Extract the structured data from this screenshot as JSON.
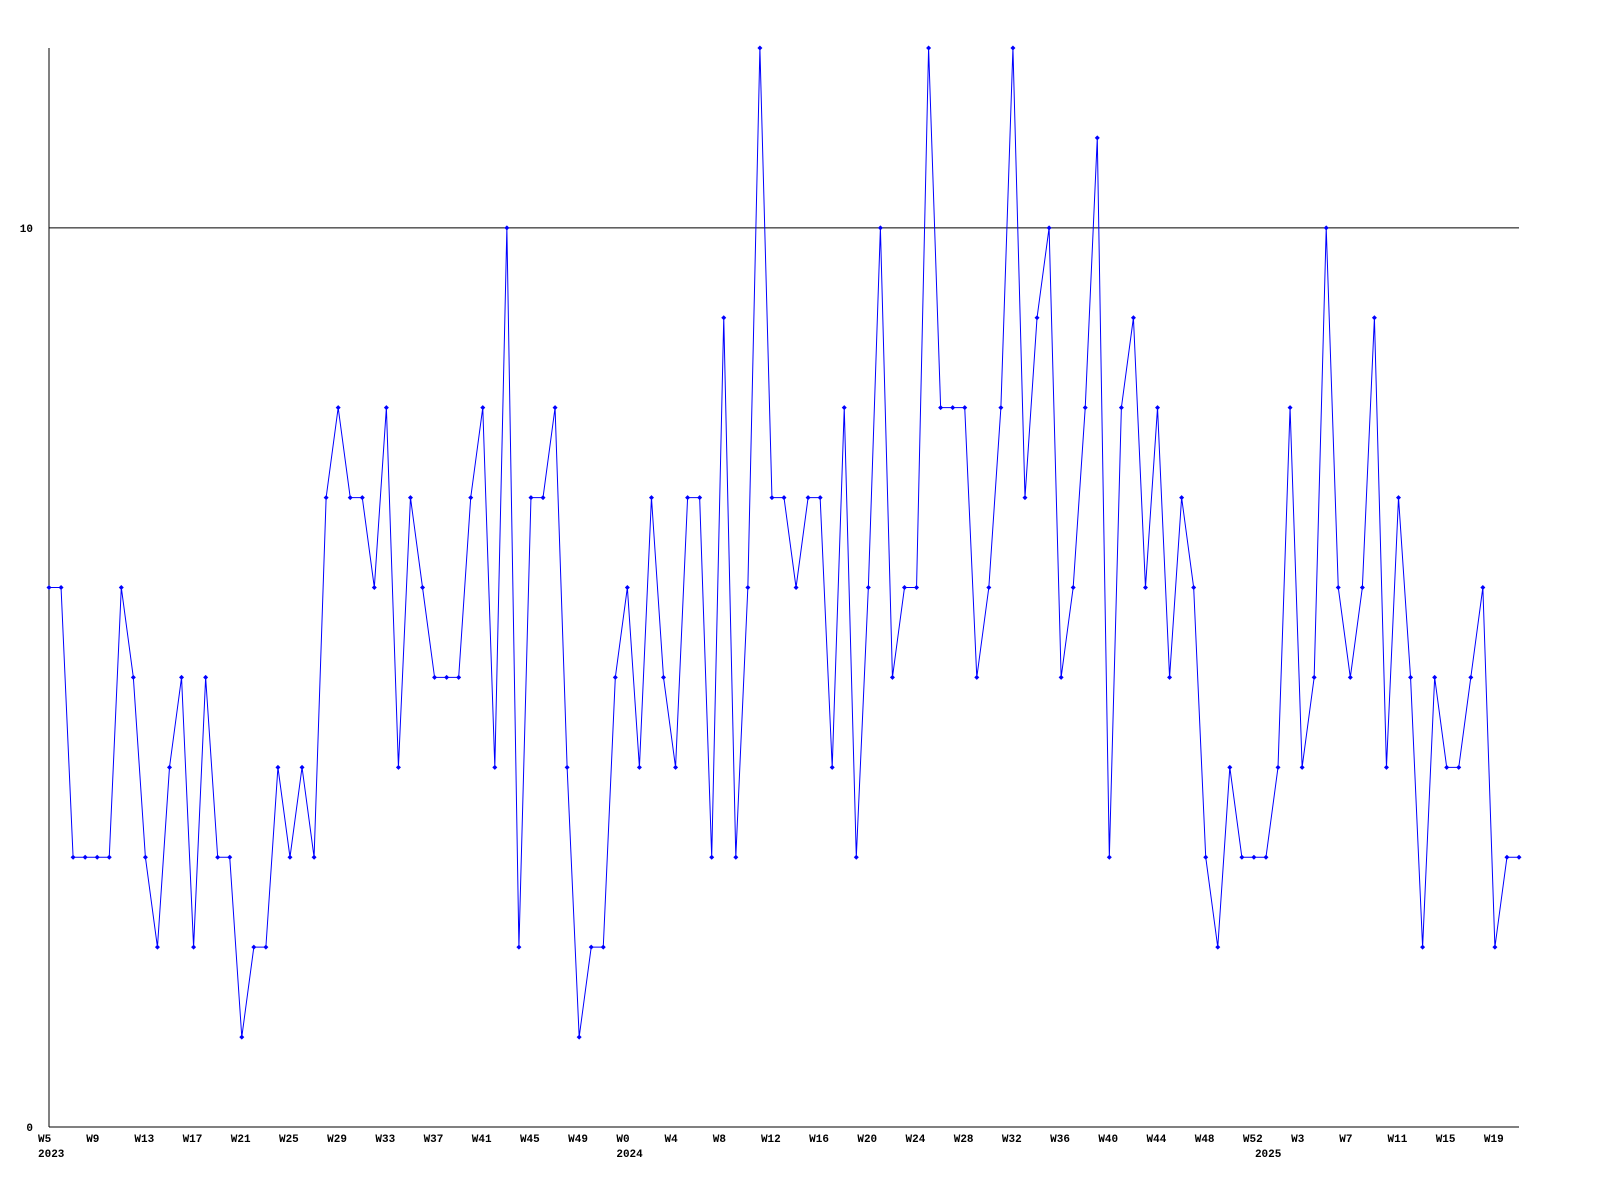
{
  "chart_data": {
    "type": "line",
    "categories": [
      "W5",
      null,
      null,
      null,
      "W9",
      null,
      null,
      null,
      "W13",
      null,
      null,
      null,
      "W17",
      null,
      null,
      null,
      "W21",
      null,
      null,
      null,
      "W25",
      null,
      null,
      null,
      "W29",
      null,
      null,
      null,
      "W33",
      null,
      null,
      null,
      "W37",
      null,
      null,
      null,
      "W41",
      null,
      null,
      null,
      "W45",
      null,
      null,
      null,
      "W49",
      null,
      null,
      null,
      "W0",
      null,
      null,
      null,
      "W4",
      null,
      null,
      null,
      "W8",
      null,
      null,
      null,
      "W12",
      null,
      null,
      null,
      "W16",
      null,
      null,
      null,
      "W20",
      null,
      null,
      null,
      "W24",
      null,
      null,
      null,
      "W28",
      null,
      null,
      null,
      "W32",
      null,
      null,
      null,
      "W36",
      null,
      null,
      null,
      "W40",
      null,
      null,
      null,
      "W44",
      null,
      null,
      null,
      "W48",
      null,
      null,
      null,
      "W52",
      null,
      null,
      null,
      "W3",
      null,
      null,
      null,
      "W7",
      null,
      null,
      null,
      "W11",
      null,
      null,
      null,
      "W15",
      null,
      null,
      null,
      "W19",
      null,
      null
    ],
    "year_labels": [
      "2023",
      null,
      null,
      null,
      null,
      null,
      null,
      null,
      null,
      null,
      null,
      null,
      null,
      null,
      null,
      null,
      null,
      null,
      null,
      null,
      null,
      null,
      null,
      null,
      null,
      null,
      null,
      null,
      null,
      null,
      null,
      null,
      null,
      null,
      null,
      null,
      null,
      null,
      null,
      null,
      null,
      null,
      null,
      null,
      null,
      null,
      null,
      null,
      "2024",
      null,
      null,
      null,
      null,
      null,
      null,
      null,
      null,
      null,
      null,
      null,
      null,
      null,
      null,
      null,
      null,
      null,
      null,
      null,
      null,
      null,
      null,
      null,
      null,
      null,
      null,
      null,
      null,
      null,
      null,
      null,
      null,
      null,
      null,
      null,
      null,
      null,
      null,
      null,
      null,
      null,
      null,
      null,
      null,
      null,
      null,
      null,
      null,
      null,
      null,
      null,
      null,
      "2025",
      null,
      null,
      null,
      null,
      null,
      null,
      null,
      null,
      null,
      null,
      null,
      null,
      null,
      null,
      null,
      null,
      null,
      null,
      null,
      null,
      null
    ],
    "series": [
      {
        "color": "#0000ff",
        "values": [
          6,
          6,
          3,
          3,
          3,
          3,
          6,
          5,
          3,
          2,
          4,
          5,
          2,
          5,
          3,
          3,
          1,
          2,
          2,
          4,
          3,
          4,
          3,
          7,
          8,
          7,
          7,
          6,
          8,
          4,
          7,
          6,
          5,
          5,
          5,
          7,
          8,
          4,
          10,
          2,
          7,
          7,
          8,
          4,
          1,
          2,
          2,
          5,
          6,
          4,
          7,
          5,
          4,
          7,
          7,
          3,
          9,
          3,
          6,
          12,
          7,
          7,
          6,
          7,
          7,
          4,
          8,
          3,
          6,
          10,
          5,
          6,
          6,
          12,
          8,
          8,
          8,
          5,
          6,
          8,
          12,
          7,
          9,
          10,
          5,
          6,
          8,
          11,
          3,
          8,
          9,
          6,
          8,
          5,
          7,
          6,
          3,
          2,
          4,
          3,
          3,
          3,
          4,
          8,
          4,
          5,
          10,
          6,
          5,
          6,
          9,
          4,
          7,
          5,
          2,
          5,
          4,
          4,
          5,
          6,
          2,
          3,
          3
        ]
      }
    ],
    "ylim": [
      0,
      12
    ],
    "yticks": [
      0,
      10
    ],
    "grid": true
  }
}
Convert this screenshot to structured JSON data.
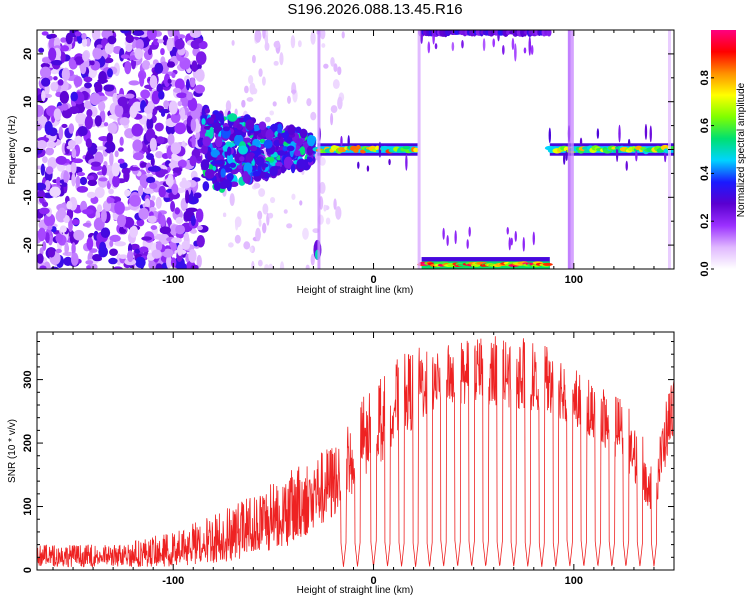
{
  "title": "S196.2026.088.13.45.R16",
  "chart_data": [
    {
      "type": "heatmap",
      "xlabel": "Height of straight line (km)",
      "ylabel": "Frequency (Hz)",
      "xlim": [
        -168,
        150
      ],
      "ylim": [
        -25,
        25
      ],
      "xticks": [
        -100,
        0,
        100
      ],
      "yticks": [
        -20,
        -10,
        0,
        10,
        20
      ],
      "colorbar": {
        "label": "Normalized spectral amplitude",
        "range": [
          0,
          1
        ],
        "ticks": [
          0.0,
          0.2,
          0.4,
          0.6,
          0.8
        ],
        "colors": [
          "#ffffff",
          "#e0b8ff",
          "#9b30ff",
          "#5a00d0",
          "#1a1aff",
          "#00d4ff",
          "#00e070",
          "#80ff00",
          "#ffff00",
          "#ff9000",
          "#ff0000",
          "#ff0080"
        ]
      },
      "regions": [
        {
          "name": "noisy scatter",
          "x": [
            -168,
            -85
          ],
          "freq": [
            -25,
            25
          ],
          "amplitude": 0.15
        },
        {
          "name": "converging signal",
          "x": [
            -85,
            -30
          ],
          "freq": [
            -8,
            8
          ],
          "amplitude": 0.3
        },
        {
          "name": "carrier band A",
          "x": [
            -28,
            22
          ],
          "freq_center": 0,
          "amplitude": 0.7
        },
        {
          "name": "aliased band low",
          "x": [
            24,
            88
          ],
          "freq_center": -24,
          "amplitude": 0.9
        },
        {
          "name": "aliased band high",
          "x": [
            24,
            88
          ],
          "freq_center": 24,
          "amplitude": 0.2
        },
        {
          "name": "carrier band B",
          "x": [
            88,
            150
          ],
          "freq_center": 0,
          "amplitude": 0.7
        },
        {
          "name": "isolated blob",
          "x": [
            -29,
            -27
          ],
          "freq_center": -22,
          "amplitude": 0.5
        }
      ]
    },
    {
      "type": "line",
      "xlabel": "Height of straight line (km)",
      "ylabel": "SNR (10 * v/v)",
      "xlim": [
        -168,
        150
      ],
      "ylim": [
        0,
        375
      ],
      "xticks": [
        -100,
        0,
        100
      ],
      "yticks": [
        0,
        100,
        200,
        300
      ],
      "series": [
        {
          "name": "SNR",
          "color": "#ee2222",
          "envelope_x": [
            -168,
            -130,
            -100,
            -80,
            -60,
            -40,
            -20,
            -10,
            0,
            10,
            20,
            30,
            40,
            60,
            80,
            90,
            100,
            110,
            120,
            130,
            140,
            145,
            150
          ],
          "envelope_upper": [
            40,
            40,
            60,
            90,
            120,
            160,
            200,
            260,
            300,
            330,
            350,
            360,
            365,
            370,
            365,
            360,
            320,
            300,
            280,
            250,
            160,
            250,
            320
          ],
          "envelope_lower": [
            5,
            5,
            5,
            10,
            20,
            40,
            80,
            120,
            150,
            200,
            220,
            250,
            260,
            260,
            250,
            240,
            230,
            200,
            180,
            140,
            80,
            150,
            220
          ],
          "dip_x": [
            -15,
            -8,
            0,
            7,
            14,
            21,
            28,
            35,
            42,
            49,
            56,
            63,
            70,
            77,
            84,
            91,
            98,
            105,
            112,
            119,
            126,
            133,
            140
          ],
          "dip_value": 5
        }
      ]
    }
  ]
}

***

(Task description): Every line above should be returned exactly; the pictures stay out.

(Solution):
Extract the structured data from this screenshot as JSON.
{
  "chart_data": {
    "type": "line",
    "categories": [
      "W5",
      null,
      null,
      null,
      "W9",
      null,
      null,
      null,
      "W13",
      null,
      null,
      null,
      "W17",
      null,
      null,
      null,
      "W21",
      null,
      null,
      null,
      "W25",
      null,
      null,
      null,
      "W29",
      null,
      null,
      null,
      "W33",
      null,
      null,
      null,
      "W37",
      null,
      null,
      null,
      "W41",
      null,
      null,
      null,
      "W45",
      null,
      null,
      null,
      "W49",
      null,
      null,
      null,
      "W0",
      null,
      null,
      null,
      "W4",
      null,
      null,
      null,
      "W8",
      null,
      null,
      null,
      "W12",
      null,
      null,
      null,
      "W16",
      null,
      null,
      null,
      "W20",
      null,
      null,
      null,
      "W24",
      null,
      null,
      null,
      "W28",
      null,
      null,
      null,
      "W32",
      null,
      null,
      null,
      "W36",
      null,
      null,
      null,
      "W40",
      null,
      null,
      null,
      "W44",
      null,
      null,
      null,
      "W48",
      null,
      null,
      null,
      "W52",
      null,
      null,
      null,
      "W3",
      null,
      null,
      null,
      "W7",
      null,
      null,
      null,
      "W11",
      null,
      null,
      null,
      "W15",
      null,
      null,
      null,
      "W19",
      null,
      null
    ],
    "year_labels": [
      "2023",
      null,
      null,
      null,
      null,
      null,
      null,
      null,
      null,
      null,
      null,
      null,
      null,
      null,
      null,
      null,
      null,
      null,
      null,
      null,
      null,
      null,
      null,
      null,
      null,
      null,
      null,
      null,
      null,
      null,
      null,
      null,
      null,
      null,
      null,
      null,
      null,
      null,
      null,
      null,
      null,
      null,
      null,
      null,
      null,
      null,
      null,
      null,
      "2024",
      null,
      null,
      null,
      null,
      null,
      null,
      null,
      null,
      null,
      null,
      null,
      null,
      null,
      null,
      null,
      null,
      null,
      null,
      null,
      null,
      null,
      null,
      null,
      null,
      null,
      null,
      null,
      null,
      null,
      null,
      null,
      null,
      null,
      null,
      null,
      null,
      null,
      null,
      null,
      null,
      null,
      null,
      null,
      null,
      null,
      null,
      null,
      null,
      null,
      null,
      null,
      null,
      "2025",
      null,
      null,
      null,
      null,
      null,
      null,
      null,
      null,
      null,
      null,
      null,
      null,
      null,
      null,
      null,
      null,
      null,
      null,
      null,
      null,
      null
    ],
    "series": [
      {
        "color": "#0000ff",
        "values": [
          6,
          6,
          3,
          3,
          3,
          3,
          6,
          5,
          3,
          2,
          4,
          5,
          2,
          5,
          3,
          3,
          1,
          2,
          2,
          4,
          3,
          4,
          3,
          7,
          8,
          7,
          7,
          6,
          8,
          4,
          7,
          6,
          5,
          5,
          5,
          7,
          8,
          4,
          10,
          2,
          7,
          7,
          8,
          4,
          1,
          2,
          2,
          5,
          6,
          4,
          7,
          5,
          4,
          7,
          7,
          3,
          9,
          3,
          6,
          12,
          7,
          7,
          6,
          7,
          7,
          4,
          8,
          3,
          6,
          10,
          5,
          6,
          6,
          12,
          8,
          8,
          8,
          5,
          6,
          8,
          12,
          7,
          9,
          10,
          5,
          6,
          8,
          11,
          3,
          8,
          9,
          6,
          8,
          5,
          7,
          6,
          3,
          2,
          4,
          3,
          3,
          3,
          4,
          8,
          4,
          5,
          10,
          6,
          5,
          6,
          9,
          4,
          7,
          5,
          2,
          5,
          4,
          4,
          5,
          6,
          2,
          3,
          3
        ]
      }
    ],
    "ylim": [
      0,
      12
    ],
    "yticks": [
      0,
      10
    ],
    "grid": true
  }
}
Convert this screenshot to structured JSON data.
{
  "title": "S196.2026.088.13.45.R16",
  "chart_data": [
    {
      "type": "heatmap",
      "xlabel": "Height of straight line (km)",
      "ylabel": "Frequency (Hz)",
      "xlim": [
        -168,
        150
      ],
      "ylim": [
        -25,
        25
      ],
      "xticks": [
        -100,
        0,
        100
      ],
      "yticks": [
        -20,
        -10,
        0,
        10,
        20
      ],
      "colorbar": {
        "label": "Normalized spectral amplitude",
        "range": [
          0,
          1
        ],
        "ticks": [
          0.0,
          0.2,
          0.4,
          0.6,
          0.8
        ],
        "colors": [
          "#ffffff",
          "#e0b8ff",
          "#9b30ff",
          "#5a00d0",
          "#1a1aff",
          "#00d4ff",
          "#00e070",
          "#80ff00",
          "#ffff00",
          "#ff9000",
          "#ff0000",
          "#ff0080"
        ]
      },
      "regions": [
        {
          "name": "noisy scatter",
          "x": [
            -168,
            -85
          ],
          "freq": [
            -25,
            25
          ],
          "amplitude": 0.15
        },
        {
          "name": "converging signal",
          "x": [
            -85,
            -30
          ],
          "freq": [
            -8,
            8
          ],
          "amplitude": 0.3
        },
        {
          "name": "carrier band A",
          "x": [
            -28,
            22
          ],
          "freq_center": 0,
          "amplitude": 0.7
        },
        {
          "name": "aliased band low",
          "x": [
            24,
            88
          ],
          "freq_center": -24,
          "amplitude": 0.9
        },
        {
          "name": "aliased band high",
          "x": [
            24,
            88
          ],
          "freq_center": 24,
          "amplitude": 0.2
        },
        {
          "name": "carrier band B",
          "x": [
            88,
            150
          ],
          "freq_center": 0,
          "amplitude": 0.7
        },
        {
          "name": "isolated blob",
          "x": [
            -29,
            -27
          ],
          "freq_center": -22,
          "amplitude": 0.5
        }
      ]
    },
    {
      "type": "line",
      "xlabel": "Height of straight line (km)",
      "ylabel": "SNR (10 * v/v)",
      "xlim": [
        -168,
        150
      ],
      "ylim": [
        0,
        375
      ],
      "xticks": [
        -100,
        0,
        100
      ],
      "yticks": [
        0,
        100,
        200,
        300
      ],
      "series": [
        {
          "name": "SNR",
          "color": "#ee2222",
          "envelope_x": [
            -168,
            -130,
            -100,
            -80,
            -60,
            -40,
            -20,
            -10,
            0,
            10,
            20,
            30,
            40,
            60,
            80,
            90,
            100,
            110,
            120,
            130,
            140,
            145,
            150
          ],
          "envelope_upper": [
            40,
            40,
            60,
            90,
            120,
            160,
            200,
            260,
            300,
            330,
            350,
            360,
            365,
            370,
            365,
            360,
            320,
            300,
            280,
            250,
            160,
            250,
            320
          ],
          "envelope_lower": [
            5,
            5,
            5,
            10,
            20,
            40,
            80,
            120,
            150,
            200,
            220,
            250,
            260,
            260,
            250,
            240,
            230,
            200,
            180,
            140,
            80,
            150,
            220
          ],
          "dip_x": [
            -15,
            -8,
            0,
            7,
            14,
            21,
            28,
            35,
            42,
            49,
            56,
            63,
            70,
            77,
            84,
            91,
            98,
            105,
            112,
            119,
            126,
            133,
            140
          ],
          "dip_value": 5
        }
      ]
    }
  ]
}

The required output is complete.